# DATA FOR THIS EXERCISE
• • • • •
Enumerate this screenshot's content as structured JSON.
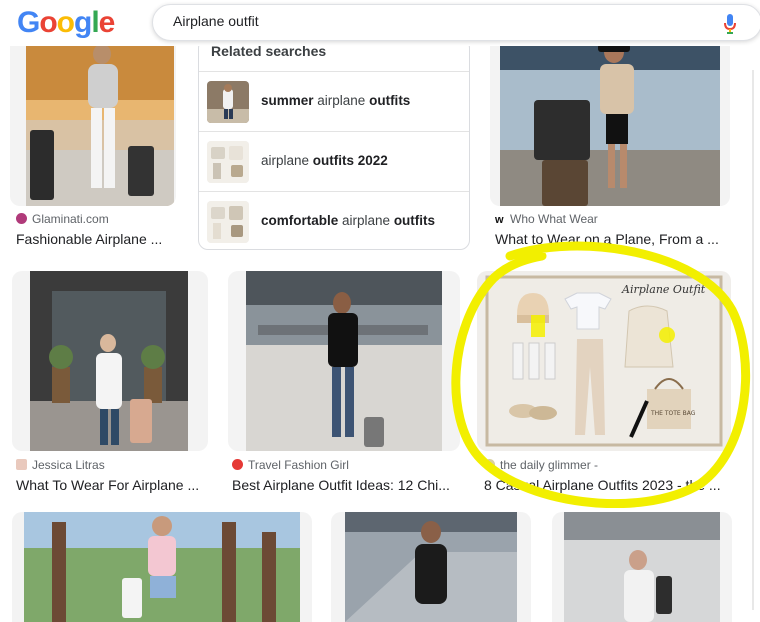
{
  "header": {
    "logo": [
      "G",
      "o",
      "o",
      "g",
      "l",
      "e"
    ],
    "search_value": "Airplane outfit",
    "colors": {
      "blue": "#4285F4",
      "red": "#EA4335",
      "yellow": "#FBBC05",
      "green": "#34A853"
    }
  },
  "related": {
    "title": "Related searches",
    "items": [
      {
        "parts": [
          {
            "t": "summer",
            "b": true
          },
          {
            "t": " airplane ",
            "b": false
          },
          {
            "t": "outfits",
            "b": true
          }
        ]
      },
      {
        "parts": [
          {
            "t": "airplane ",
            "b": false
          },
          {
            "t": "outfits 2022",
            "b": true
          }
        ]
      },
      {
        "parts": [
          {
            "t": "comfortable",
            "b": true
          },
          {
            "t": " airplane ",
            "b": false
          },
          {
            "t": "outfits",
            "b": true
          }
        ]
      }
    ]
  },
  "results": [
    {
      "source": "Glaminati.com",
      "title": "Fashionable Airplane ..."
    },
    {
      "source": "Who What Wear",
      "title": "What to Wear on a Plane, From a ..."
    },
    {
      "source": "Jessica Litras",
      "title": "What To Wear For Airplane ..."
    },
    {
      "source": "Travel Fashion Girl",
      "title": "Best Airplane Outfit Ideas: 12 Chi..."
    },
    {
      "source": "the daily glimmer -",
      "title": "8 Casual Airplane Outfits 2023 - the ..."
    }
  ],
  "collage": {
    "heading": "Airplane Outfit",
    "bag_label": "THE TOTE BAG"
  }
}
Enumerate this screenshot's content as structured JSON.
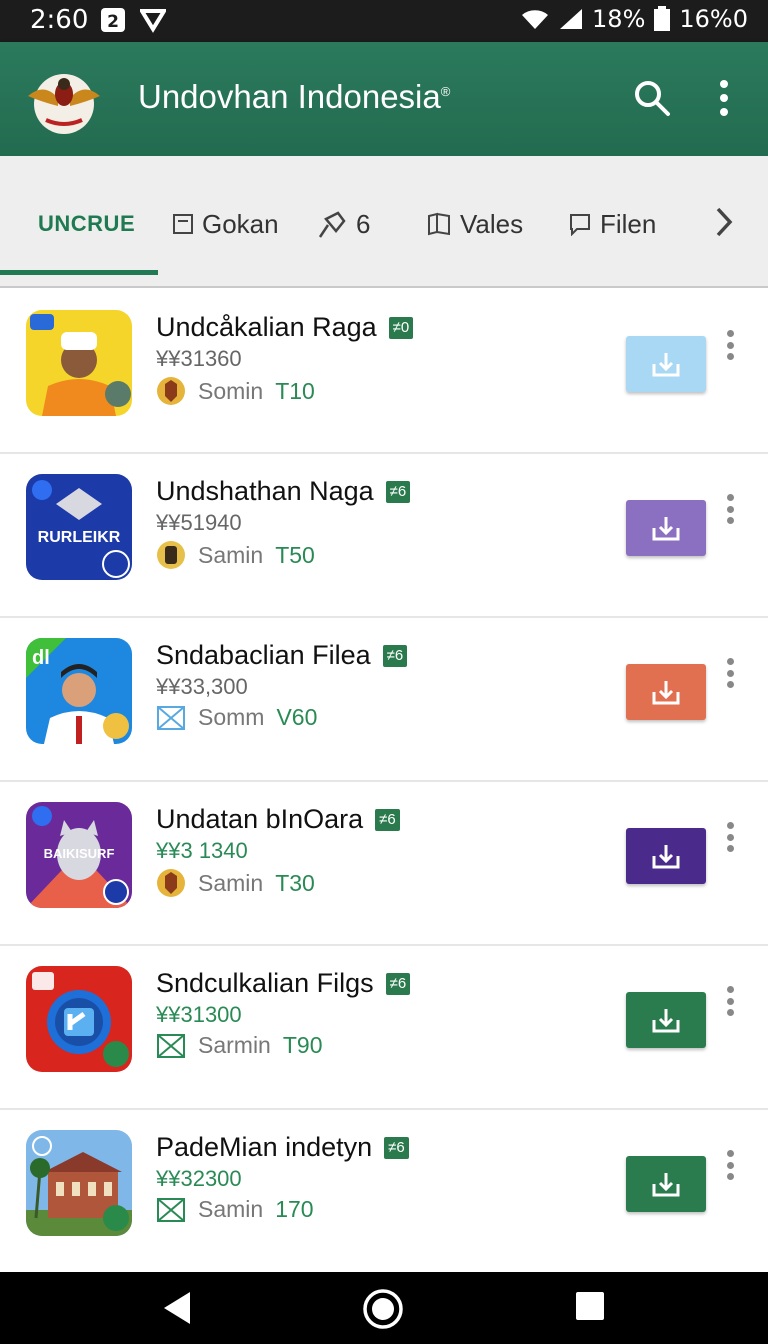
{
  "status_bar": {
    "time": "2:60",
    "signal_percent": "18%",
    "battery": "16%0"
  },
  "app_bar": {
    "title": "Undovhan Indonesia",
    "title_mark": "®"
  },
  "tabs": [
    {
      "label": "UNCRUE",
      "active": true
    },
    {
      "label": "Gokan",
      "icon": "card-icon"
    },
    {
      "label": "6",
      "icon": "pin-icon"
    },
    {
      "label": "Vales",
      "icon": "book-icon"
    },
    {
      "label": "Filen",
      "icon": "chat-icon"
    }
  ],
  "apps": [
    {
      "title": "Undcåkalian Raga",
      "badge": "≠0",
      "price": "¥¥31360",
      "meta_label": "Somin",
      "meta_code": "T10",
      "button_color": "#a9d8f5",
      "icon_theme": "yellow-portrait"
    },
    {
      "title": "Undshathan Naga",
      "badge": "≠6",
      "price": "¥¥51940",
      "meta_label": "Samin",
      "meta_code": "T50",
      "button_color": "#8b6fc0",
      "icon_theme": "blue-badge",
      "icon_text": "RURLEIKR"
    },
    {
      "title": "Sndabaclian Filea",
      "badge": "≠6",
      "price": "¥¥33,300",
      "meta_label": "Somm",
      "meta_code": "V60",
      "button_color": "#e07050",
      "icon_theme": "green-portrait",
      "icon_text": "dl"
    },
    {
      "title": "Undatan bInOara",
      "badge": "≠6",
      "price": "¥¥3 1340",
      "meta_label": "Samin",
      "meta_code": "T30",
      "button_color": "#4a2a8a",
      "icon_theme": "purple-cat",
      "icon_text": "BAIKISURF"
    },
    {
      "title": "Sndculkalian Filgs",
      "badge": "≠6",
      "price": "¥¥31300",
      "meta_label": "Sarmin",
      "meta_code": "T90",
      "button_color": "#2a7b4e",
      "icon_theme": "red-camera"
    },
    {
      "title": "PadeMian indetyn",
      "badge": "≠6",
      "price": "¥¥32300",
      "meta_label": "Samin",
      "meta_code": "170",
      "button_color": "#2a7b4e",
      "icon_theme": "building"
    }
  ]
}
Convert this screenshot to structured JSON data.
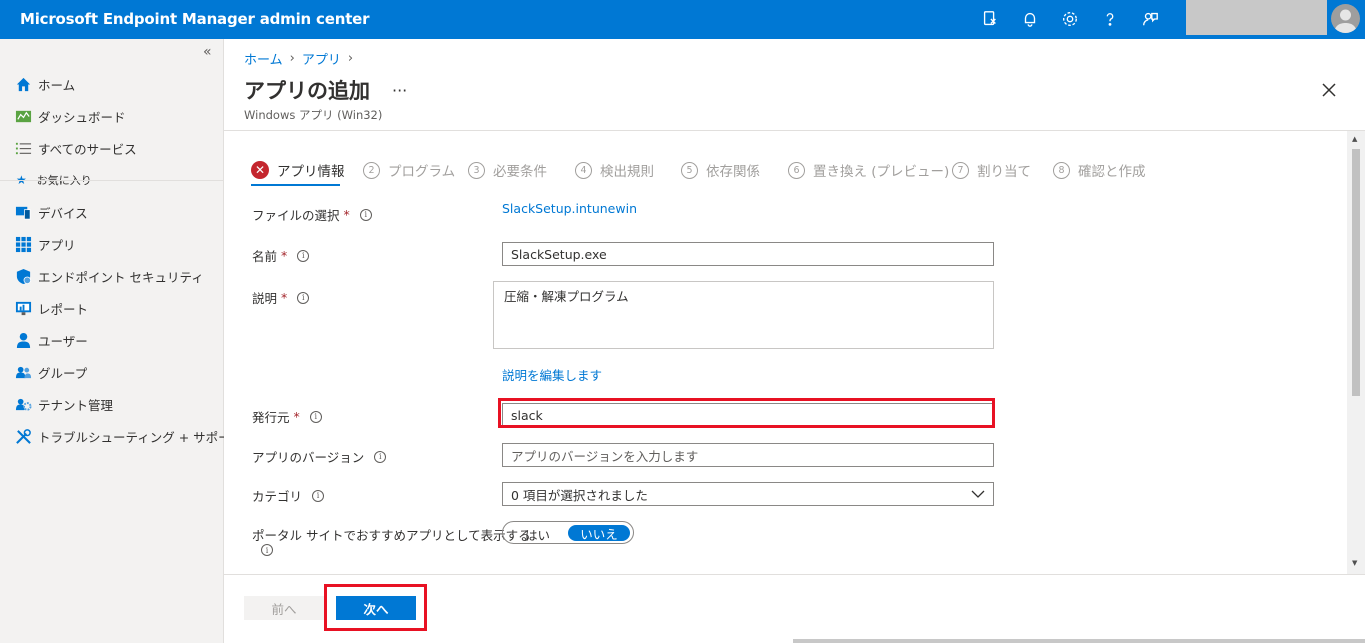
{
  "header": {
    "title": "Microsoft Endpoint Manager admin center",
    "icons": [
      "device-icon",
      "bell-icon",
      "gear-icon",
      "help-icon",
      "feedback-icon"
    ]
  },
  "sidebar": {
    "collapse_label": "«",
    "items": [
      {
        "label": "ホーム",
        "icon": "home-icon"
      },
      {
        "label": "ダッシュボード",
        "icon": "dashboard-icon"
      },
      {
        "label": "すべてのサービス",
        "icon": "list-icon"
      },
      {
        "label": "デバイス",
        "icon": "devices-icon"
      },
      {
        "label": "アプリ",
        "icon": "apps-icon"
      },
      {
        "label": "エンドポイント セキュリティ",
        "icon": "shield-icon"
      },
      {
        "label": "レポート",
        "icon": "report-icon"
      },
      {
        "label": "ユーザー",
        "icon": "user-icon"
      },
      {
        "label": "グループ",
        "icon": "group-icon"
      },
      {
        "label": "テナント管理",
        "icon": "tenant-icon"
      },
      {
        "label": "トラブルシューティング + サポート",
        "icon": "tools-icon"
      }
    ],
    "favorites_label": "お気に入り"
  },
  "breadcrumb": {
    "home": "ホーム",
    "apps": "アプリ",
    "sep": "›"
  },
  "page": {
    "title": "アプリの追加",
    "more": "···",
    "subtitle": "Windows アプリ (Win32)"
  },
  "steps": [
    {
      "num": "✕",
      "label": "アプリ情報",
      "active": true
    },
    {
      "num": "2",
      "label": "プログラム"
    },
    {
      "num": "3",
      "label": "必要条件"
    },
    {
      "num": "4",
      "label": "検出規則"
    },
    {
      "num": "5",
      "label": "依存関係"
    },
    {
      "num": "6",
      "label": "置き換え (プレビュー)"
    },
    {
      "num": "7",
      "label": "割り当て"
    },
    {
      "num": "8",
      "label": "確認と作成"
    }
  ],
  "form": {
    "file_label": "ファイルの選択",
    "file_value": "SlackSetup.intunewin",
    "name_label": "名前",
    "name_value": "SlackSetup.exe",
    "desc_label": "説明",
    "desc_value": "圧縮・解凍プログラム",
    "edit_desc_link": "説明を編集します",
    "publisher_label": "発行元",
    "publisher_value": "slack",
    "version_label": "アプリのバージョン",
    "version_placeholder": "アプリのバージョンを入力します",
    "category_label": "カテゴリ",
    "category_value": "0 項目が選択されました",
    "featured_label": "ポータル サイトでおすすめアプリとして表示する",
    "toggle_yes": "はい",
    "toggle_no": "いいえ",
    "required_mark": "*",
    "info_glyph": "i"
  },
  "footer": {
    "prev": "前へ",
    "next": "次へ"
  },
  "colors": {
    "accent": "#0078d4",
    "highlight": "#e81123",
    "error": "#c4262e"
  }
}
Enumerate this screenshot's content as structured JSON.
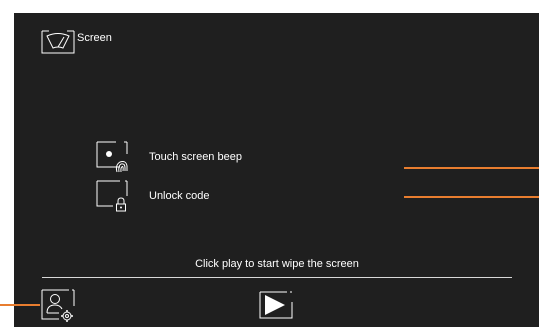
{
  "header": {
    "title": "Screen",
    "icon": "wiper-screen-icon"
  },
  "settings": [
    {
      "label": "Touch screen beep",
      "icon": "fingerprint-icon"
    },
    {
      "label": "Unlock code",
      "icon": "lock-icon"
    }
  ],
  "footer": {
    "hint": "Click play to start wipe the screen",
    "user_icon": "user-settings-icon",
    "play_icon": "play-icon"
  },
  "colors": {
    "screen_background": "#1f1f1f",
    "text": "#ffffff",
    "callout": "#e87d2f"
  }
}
• • • • •
# WHAT THE TASK ASKS
Without including the pictures, reproduce all entries exactly.

# COMPLETED EXERCISE
Enumerate this screenshot's content as structured JSON.
{
  "header": {
    "logo": [
      "G",
      "o",
      "o",
      "g",
      "l",
      "e"
    ],
    "search_value": "Airplane outfit",
    "colors": {
      "blue": "#4285F4",
      "red": "#EA4335",
      "yellow": "#FBBC05",
      "green": "#34A853"
    }
  },
  "related": {
    "title": "Related searches",
    "items": [
      {
        "parts": [
          {
            "t": "summer",
            "b": true
          },
          {
            "t": " airplane ",
            "b": false
          },
          {
            "t": "outfits",
            "b": true
          }
        ]
      },
      {
        "parts": [
          {
            "t": "airplane ",
            "b": false
          },
          {
            "t": "outfits 2022",
            "b": true
          }
        ]
      },
      {
        "parts": [
          {
            "t": "comfortable",
            "b": true
          },
          {
            "t": " airplane ",
            "b": false
          },
          {
            "t": "outfits",
            "b": true
          }
        ]
      }
    ]
  },
  "results": [
    {
      "source": "Glaminati.com",
      "title": "Fashionable Airplane ..."
    },
    {
      "source": "Who What Wear",
      "title": "What to Wear on a Plane, From a ..."
    },
    {
      "source": "Jessica Litras",
      "title": "What To Wear For Airplane ..."
    },
    {
      "source": "Travel Fashion Girl",
      "title": "Best Airplane Outfit Ideas: 12 Chi..."
    },
    {
      "source": "the daily glimmer -",
      "title": "8 Casual Airplane Outfits 2023 - the ..."
    }
  ],
  "collage": {
    "heading": "Airplane Outfit",
    "bag_label": "THE TOTE BAG"
  }
}
Enumerate this screenshot's content as structured JSON.
{
  "status_bar": {
    "time": "2:60",
    "signal_percent": "18%",
    "battery": "16%0"
  },
  "app_bar": {
    "title": "Undovhan Indonesia",
    "title_mark": "®"
  },
  "tabs": [
    {
      "label": "UNCRUE",
      "active": true
    },
    {
      "label": "Gokan",
      "icon": "card-icon"
    },
    {
      "label": "6",
      "icon": "pin-icon"
    },
    {
      "label": "Vales",
      "icon": "book-icon"
    },
    {
      "label": "Filen",
      "icon": "chat-icon"
    }
  ],
  "apps": [
    {
      "title": "Undcåkalian Raga",
      "badge": "≠0",
      "price": "¥¥31360",
      "meta_label": "Somin",
      "meta_code": "T10",
      "button_color": "#a9d8f5",
      "icon_theme": "yellow-portrait"
    },
    {
      "title": "Undshathan Naga",
      "badge": "≠6",
      "price": "¥¥51940",
      "meta_label": "Samin",
      "meta_code": "T50",
      "button_color": "#8b6fc0",
      "icon_theme": "blue-badge",
      "icon_text": "RURLEIKR"
    },
    {
      "title": "Sndabaclian Filea",
      "badge": "≠6",
      "price": "¥¥33,300",
      "meta_label": "Somm",
      "meta_code": "V60",
      "button_color": "#e07050",
      "icon_theme": "green-portrait",
      "icon_text": "dl"
    },
    {
      "title": "Undatan bInOara",
      "badge": "≠6",
      "price": "¥¥3 1340",
      "meta_label": "Samin",
      "meta_code": "T30",
      "button_color": "#4a2a8a",
      "icon_theme": "purple-cat",
      "icon_text": "BAIKISURF"
    },
    {
      "title": "Sndculkalian Filgs",
      "badge": "≠6",
      "price": "¥¥31300",
      "meta_label": "Sarmin",
      "meta_code": "T90",
      "button_color": "#2a7b4e",
      "icon_theme": "red-camera"
    },
    {
      "title": "PadeMian indetyn",
      "badge": "≠6",
      "price": "¥¥32300",
      "meta_label": "Samin",
      "meta_code": "170",
      "button_color": "#2a7b4e",
      "icon_theme": "building"
    }
  ]
}
Convert this screenshot to structured JSON data.
{
  "header": {
    "title": "Microsoft Endpoint Manager admin center",
    "icons": [
      "device-icon",
      "bell-icon",
      "gear-icon",
      "help-icon",
      "feedback-icon"
    ]
  },
  "sidebar": {
    "collapse_label": "«",
    "items": [
      {
        "label": "ホーム",
        "icon": "home-icon"
      },
      {
        "label": "ダッシュボード",
        "icon": "dashboard-icon"
      },
      {
        "label": "すべてのサービス",
        "icon": "list-icon"
      },
      {
        "label": "デバイス",
        "icon": "devices-icon"
      },
      {
        "label": "アプリ",
        "icon": "apps-icon"
      },
      {
        "label": "エンドポイント セキュリティ",
        "icon": "shield-icon"
      },
      {
        "label": "レポート",
        "icon": "report-icon"
      },
      {
        "label": "ユーザー",
        "icon": "user-icon"
      },
      {
        "label": "グループ",
        "icon": "group-icon"
      },
      {
        "label": "テナント管理",
        "icon": "tenant-icon"
      },
      {
        "label": "トラブルシューティング + サポート",
        "icon": "tools-icon"
      }
    ],
    "favorites_label": "お気に入り"
  },
  "breadcrumb": {
    "home": "ホーム",
    "apps": "アプリ",
    "sep": "›"
  },
  "page": {
    "title": "アプリの追加",
    "more": "···",
    "subtitle": "Windows アプリ (Win32)"
  },
  "steps": [
    {
      "num": "✕",
      "label": "アプリ情報",
      "active": true
    },
    {
      "num": "2",
      "label": "プログラム"
    },
    {
      "num": "3",
      "label": "必要条件"
    },
    {
      "num": "4",
      "label": "検出規則"
    },
    {
      "num": "5",
      "label": "依存関係"
    },
    {
      "num": "6",
      "label": "置き換え (プレビュー)"
    },
    {
      "num": "7",
      "label": "割り当て"
    },
    {
      "num": "8",
      "label": "確認と作成"
    }
  ],
  "form": {
    "file_label": "ファイルの選択",
    "file_value": "SlackSetup.intunewin",
    "name_label": "名前",
    "name_value": "SlackSetup.exe",
    "desc_label": "説明",
    "desc_value": "圧縮・解凍プログラム",
    "edit_desc_link": "説明を編集します",
    "publisher_label": "発行元",
    "publisher_value": "slack",
    "version_label": "アプリのバージョン",
    "version_placeholder": "アプリのバージョンを入力します",
    "category_label": "カテゴリ",
    "category_value": "0 項目が選択されました",
    "featured_label": "ポータル サイトでおすすめアプリとして表示する",
    "toggle_yes": "はい",
    "toggle_no": "いいえ",
    "required_mark": "*",
    "info_glyph": "i"
  },
  "footer": {
    "prev": "前へ",
    "next": "次へ"
  },
  "colors": {
    "accent": "#0078d4",
    "highlight": "#e81123",
    "error": "#c4262e"
  }
}
Enumerate this screenshot's content as structured JSON.
{
  "header": {
    "title": "Screen",
    "icon": "wiper-screen-icon"
  },
  "settings": [
    {
      "label": "Touch screen beep",
      "icon": "fingerprint-icon"
    },
    {
      "label": "Unlock code",
      "icon": "lock-icon"
    }
  ],
  "footer": {
    "hint": "Click play to start wipe the screen",
    "user_icon": "user-settings-icon",
    "play_icon": "play-icon"
  },
  "colors": {
    "screen_background": "#1f1f1f",
    "text": "#ffffff",
    "callout": "#e87d2f"
  }
}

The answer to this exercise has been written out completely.